文档节选
○ ○ ○ ○ ○

CSP-S模拟20
没时间写了,于是就很简洁。。
A. 归隐
给了我推式子的自信,好像只用到了等比数列求和。
code
#include <bits/stdc++.h>
using namespace std;
typedef long long ll;
const int mod = 998244353;
const ll inv2 = 499122177;
ll n, ans;
inline ll read()
{
ll x = 0, f = 1;
char ch = getchar();
while(ch < '0' || ch > '9')
{
if(ch == '-')
{
f = -1;
}
ch = getchar();
}
while(ch >= '0' && ch <= '9')
{
x = (x << 1) + (x << 3) + (ch^48);
ch = getchar();
}
return x * f;
}
ll qpow(ll a, ll b)
{
ll ans = 1;
while(b)
{
if(b & 1) ans = ans * a % mod;
a = a * a % mod;
b >>= 1;
}
return ans;
}
int main()
{
freopen("gy.in", "r", stdin);
freopen("gy.out", "w", stdout);
n = read();
//ans = ((qpow(3, n-1)-1+mod)%mod*inv2%mod+1)%mod; is a[i]
ans = (((qpow(3, n)-1+mod)%mod*inv2%mod-n%mod+mod)%mod*inv2%mod+n%mod)%mod;
printf("%lld\n", ans);
return 0;
}
B. 按位或
我觉得余数应该是位数*贡献再相加,所以把Chen_jr代码里的判断变成了2*p+q,也是对的。
容斥就是第一个是加法,后面的和上一个状态相反。
code
#include <bits/stdc++.h>
using namespace std;
typedef long long ll;
const int maxn = 2003;
const ll mod = 998244353;
const ll inv2 = 499122177;
ll n, t;
int c0, c1, f[75][75], c[75][75];
inline ll read()
{
ll x = 0, f = 1;
char ch = getchar();
while(ch < '0' || ch > '9')
{
if(ch == '-')
{
f = -1;
}
ch = getchar();
}
while(ch >= '0' && ch <= '9')
{
x = (x << 1) + (x << 3) + (ch^48);
ch = getchar();
}
return x * f;
}
ll qpow(ll a, ll b)
{
ll ans = 1;
while(b)
{
if(b & 1) ans = ans * a % mod;
a = a * a % mod;
b >>= 1;
}
return ans;
}
int main()

○ ○ ○ ○ ○

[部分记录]

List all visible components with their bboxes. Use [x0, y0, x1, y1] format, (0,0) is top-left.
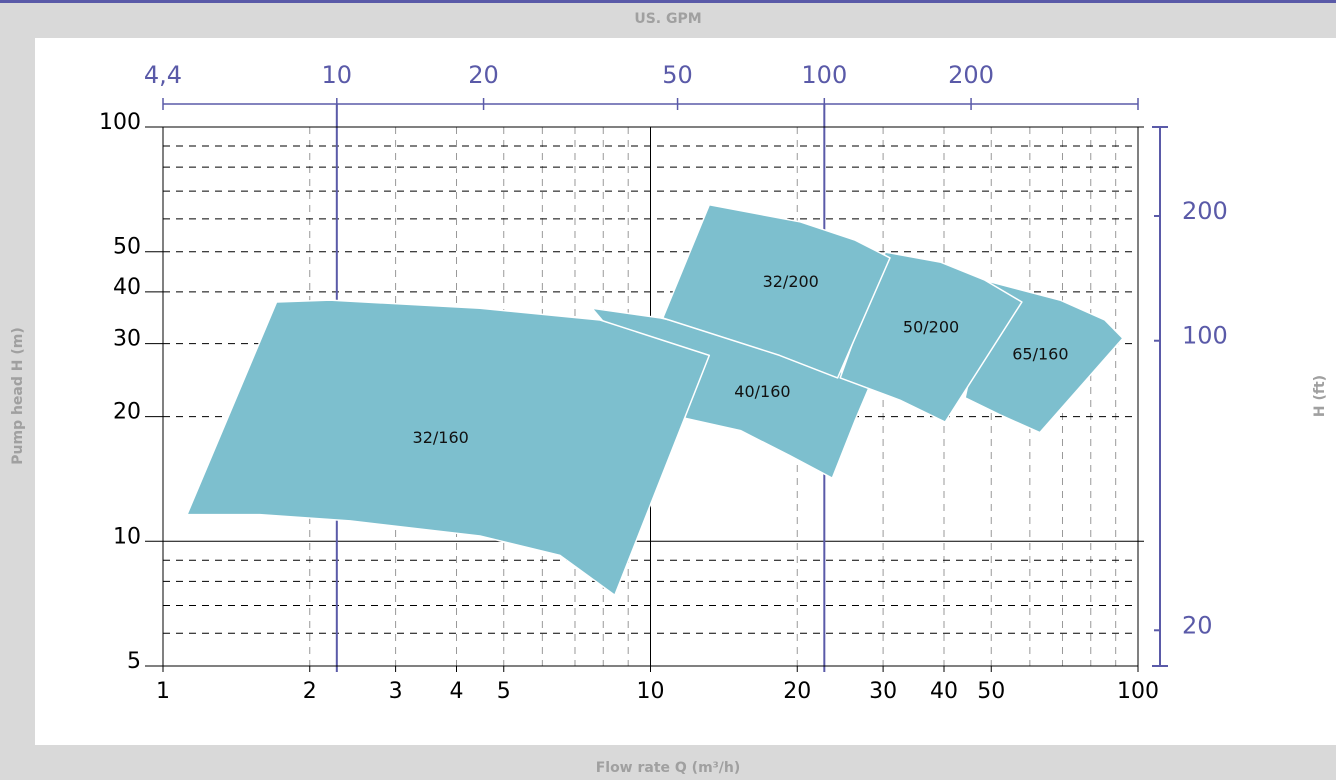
region-label: 32/160 [413, 428, 469, 447]
y2-tick-label: 100 [1182, 322, 1228, 350]
x2-tick-label: 4,4 [144, 61, 182, 89]
y2-axis-title: H (ft) [1312, 375, 1328, 417]
y-tick-label: 5 [127, 649, 141, 674]
x-tick-label: 2 [303, 679, 317, 704]
region-label: 40/160 [734, 382, 790, 401]
x-tick-label: 5 [497, 679, 511, 704]
x-tick-label: 40 [930, 679, 958, 704]
x-tick-label: 3 [389, 679, 403, 704]
x-tick-label: 100 [1117, 679, 1159, 704]
x-axis-title: Flow rate Q (m³/h) [596, 760, 741, 776]
y-axis-title: Pump head H (m) [10, 327, 26, 465]
y2-tick-label: 200 [1182, 197, 1228, 225]
x-tick-label: 50 [977, 679, 1005, 704]
region [186, 299, 711, 596]
region-label: 32/200 [763, 272, 819, 291]
y-tick-label: 30 [113, 327, 141, 352]
y2-tick-label: 20 [1182, 611, 1213, 639]
y-tick-label: 50 [113, 235, 141, 260]
x-tick-label: 10 [637, 679, 665, 704]
x2-tick-label: 100 [801, 61, 847, 89]
region-label: 50/200 [903, 318, 959, 337]
x2-axis-title: US. GPM [634, 11, 701, 27]
x-tick-label: 4 [450, 679, 464, 704]
y-tick-label: 100 [99, 110, 141, 135]
x-tick-label: 1 [156, 679, 170, 704]
region [662, 204, 891, 379]
x-tick-label: 20 [783, 679, 811, 704]
y-tick-label: 10 [113, 524, 141, 549]
x-tick-label: 30 [869, 679, 897, 704]
region [839, 251, 1023, 423]
x2-tick-label: 20 [468, 61, 499, 89]
top-rule [0, 0, 1336, 3]
x2-tick-label: 10 [322, 61, 353, 89]
y-tick-label: 40 [113, 275, 141, 300]
x2-tick-label: 50 [662, 61, 693, 89]
y-tick-label: 20 [113, 400, 141, 425]
x2-tick-label: 200 [948, 61, 994, 89]
region-label: 65/160 [1012, 345, 1068, 364]
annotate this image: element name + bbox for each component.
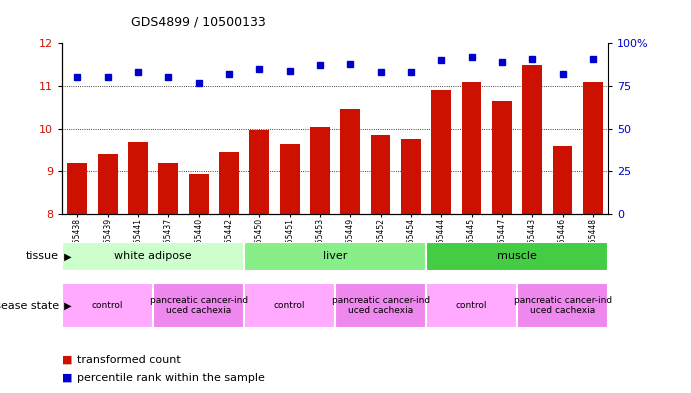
Bar xyxy=(158,163,178,214)
Bar xyxy=(244,242,426,271)
Text: ■: ■ xyxy=(62,373,76,383)
Text: pancreatic cancer-ind
uced cachexia: pancreatic cancer-ind uced cachexia xyxy=(513,296,612,315)
Bar xyxy=(249,130,269,214)
Text: percentile rank within the sample: percentile rank within the sample xyxy=(77,373,265,383)
Text: control: control xyxy=(92,301,124,310)
Bar xyxy=(522,64,542,214)
Bar xyxy=(553,146,572,214)
Text: muscle: muscle xyxy=(497,252,537,261)
Text: GDS4899 / 10500133: GDS4899 / 10500133 xyxy=(131,16,266,29)
Bar xyxy=(426,283,517,328)
Bar xyxy=(68,163,87,214)
Bar xyxy=(583,82,603,214)
Bar xyxy=(98,154,117,214)
Bar xyxy=(62,242,244,271)
Bar xyxy=(431,90,451,214)
Text: pancreatic cancer-ind
uced cachexia: pancreatic cancer-ind uced cachexia xyxy=(332,296,430,315)
Bar xyxy=(517,283,608,328)
Bar xyxy=(244,283,335,328)
Text: tissue: tissue xyxy=(26,252,59,261)
Bar xyxy=(62,283,153,328)
Bar xyxy=(189,174,209,214)
Text: liver: liver xyxy=(323,252,348,261)
Text: pancreatic cancer-ind
uced cachexia: pancreatic cancer-ind uced cachexia xyxy=(149,296,248,315)
Bar xyxy=(280,144,299,214)
Text: ■: ■ xyxy=(62,354,76,365)
Text: control: control xyxy=(456,301,487,310)
Bar xyxy=(401,140,421,214)
Bar xyxy=(371,135,390,214)
Text: white adipose: white adipose xyxy=(114,252,192,261)
Bar xyxy=(341,110,360,214)
Bar xyxy=(153,283,244,328)
Text: disease state: disease state xyxy=(0,301,59,310)
Bar xyxy=(492,101,512,214)
Bar xyxy=(462,82,482,214)
Bar xyxy=(426,242,608,271)
Text: ▶: ▶ xyxy=(61,301,71,310)
Bar xyxy=(310,127,330,214)
Bar xyxy=(219,152,239,214)
Bar xyxy=(335,283,426,328)
Bar xyxy=(128,141,148,214)
Text: transformed count: transformed count xyxy=(77,354,181,365)
Text: control: control xyxy=(274,301,305,310)
Text: ▶: ▶ xyxy=(61,252,71,261)
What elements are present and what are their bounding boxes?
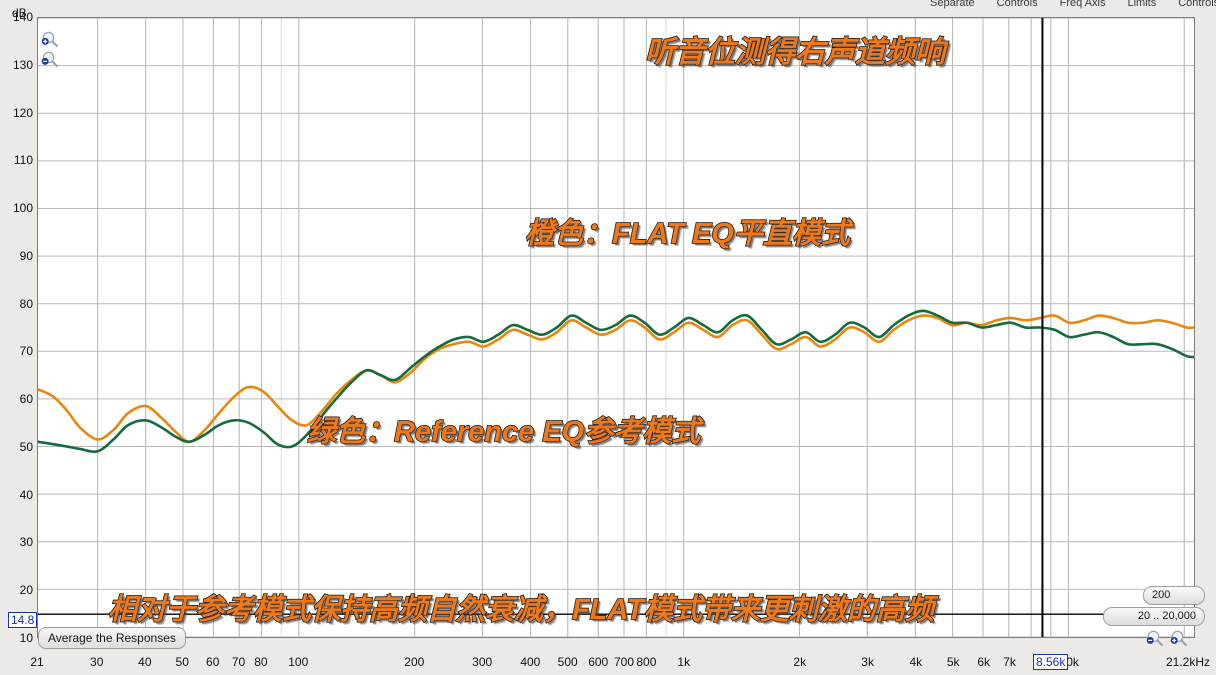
y-axis-tick-130: 130 bbox=[12, 57, 33, 72]
magnifier-plus-icon-bottom[interactable] bbox=[1169, 629, 1189, 649]
x-axis-tick-800: 800 bbox=[636, 655, 657, 669]
x-axis-tick-80: 80 bbox=[254, 655, 268, 669]
x-axis-tick-500: 500 bbox=[557, 655, 578, 669]
series-line-green-reference-eq bbox=[38, 309, 1194, 454]
x-axis-tick-100: 100 bbox=[288, 655, 309, 669]
x-axis-tick-40: 40 bbox=[138, 655, 152, 669]
y-axis-unit-label: dB bbox=[12, 6, 27, 20]
y-axis-tick-120: 120 bbox=[12, 105, 33, 120]
y-axis-tick-100: 100 bbox=[12, 201, 33, 216]
x-axis-tick-3k: 3k bbox=[861, 655, 874, 669]
y-axis-tick-80: 80 bbox=[19, 296, 33, 311]
magnifier-plus-icon[interactable] bbox=[40, 30, 60, 50]
x-axis-tick-21: 21 bbox=[30, 655, 44, 669]
y-axis-tick-90: 90 bbox=[19, 248, 33, 263]
limit-top-button[interactable]: 200 bbox=[1143, 586, 1205, 605]
x-axis-tick-300: 300 bbox=[472, 655, 493, 669]
toolbar-item-separate[interactable]: Separate bbox=[930, 0, 975, 9]
x-axis-end-label: 21.2kHz bbox=[1165, 655, 1210, 669]
x-axis-tick-600: 600 bbox=[588, 655, 609, 669]
limit-range-button[interactable]: 20 .. 20,000 bbox=[1103, 607, 1205, 626]
y-axis-tick-20: 20 bbox=[19, 583, 33, 598]
x-axis-tick-7k: 7k bbox=[1003, 655, 1016, 669]
frequency-response-chart bbox=[38, 18, 1194, 637]
x-axis-tick-70: 70 bbox=[231, 655, 246, 669]
magnifier-minus-icon-bottom[interactable] bbox=[1145, 629, 1165, 649]
average-responses-button[interactable]: Average the Responses bbox=[38, 627, 186, 649]
x-axis-tick-2k: 2k bbox=[793, 655, 807, 669]
toolbar-item-limits[interactable]: Limits bbox=[1127, 0, 1157, 9]
x-cursor-readout: 8.56k bbox=[1033, 654, 1069, 670]
y-axis-tick-10: 10 bbox=[19, 631, 33, 645]
graph-toolbar: Separate Controls Freq Axis Limits Contr… bbox=[930, 0, 1216, 11]
x-axis-tick-50: 50 bbox=[175, 655, 189, 669]
y-axis-tick-70: 70 bbox=[19, 344, 33, 359]
x-axis-tick-200: 200 bbox=[404, 655, 425, 669]
x-axis-tick-5k: 5k bbox=[946, 655, 960, 669]
y-axis-tick-30: 30 bbox=[19, 535, 33, 550]
toolbar-item-freq-axis[interactable]: Freq Axis bbox=[1059, 0, 1106, 9]
x-axis-tick-4k: 4k bbox=[909, 655, 923, 669]
toolbar-item-controls-2[interactable]: Controls bbox=[1178, 0, 1216, 9]
series-line-orange-flat-eq bbox=[38, 314, 1194, 444]
y-axis-tick-110: 110 bbox=[13, 153, 33, 168]
x-axis-tick-30: 30 bbox=[90, 655, 104, 669]
x-axis-tick-1k: 1k bbox=[677, 655, 691, 669]
y-axis-tick-40: 40 bbox=[19, 487, 33, 502]
y-axis-tick-60: 60 bbox=[19, 392, 33, 407]
x-axis-tick-700: 700 bbox=[614, 655, 635, 669]
y-axis-tick-50: 50 bbox=[19, 439, 33, 454]
toolbar-item-controls-1[interactable]: Controls bbox=[996, 0, 1038, 9]
spl-plot-area[interactable] bbox=[37, 17, 1195, 638]
x-axis-tick-60: 60 bbox=[206, 655, 220, 669]
x-axis-tick-6k: 6k bbox=[977, 655, 991, 669]
magnifier-minus-icon[interactable] bbox=[40, 50, 60, 70]
y-cursor-readout: 14.8 bbox=[8, 612, 38, 628]
y-axis-tick-140: 140 bbox=[12, 10, 33, 24]
x-axis-tick-400: 400 bbox=[520, 655, 541, 669]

○ ○ ○ ○ ○

练习任务
#1 下面三种说法与这篇模拟赛题解是否相符？请对每条回答“是”或“否”，并原样引用题解中起决定作用的文字。(a) 作者说“归隐”一题只用到了等差数列求和。(b) 作者把 Chen_jr 代码里的判断改成了 2*p+q。(c) 作者说容斥时第一个是减法。
#2 在这篇模拟赛题解的“按位或”部分，作者为什么把 Chen_jr 代码里的判断改成 2*p+q？
#3 这篇模拟赛题解中，“按位或”的代码紧跟在三个常量定义之后的两行声明了哪些变量？请全部列出。

参考答案
#1
(a) 否：“好像只用到了等比数列求和”
(b) 是：“把Chen_jr代码里的判断变成了2*p+q,也是对的”
(c) 否：“容斥就是第一个是加法”

#2 作者认为余数应该是“位数*贡献”再相加，所以把判断改成了 2*p+q，并说这样也是对的。

#3 n、t（long long 型）；c0、c1、f[75][75]、c[75][75]（int 型）。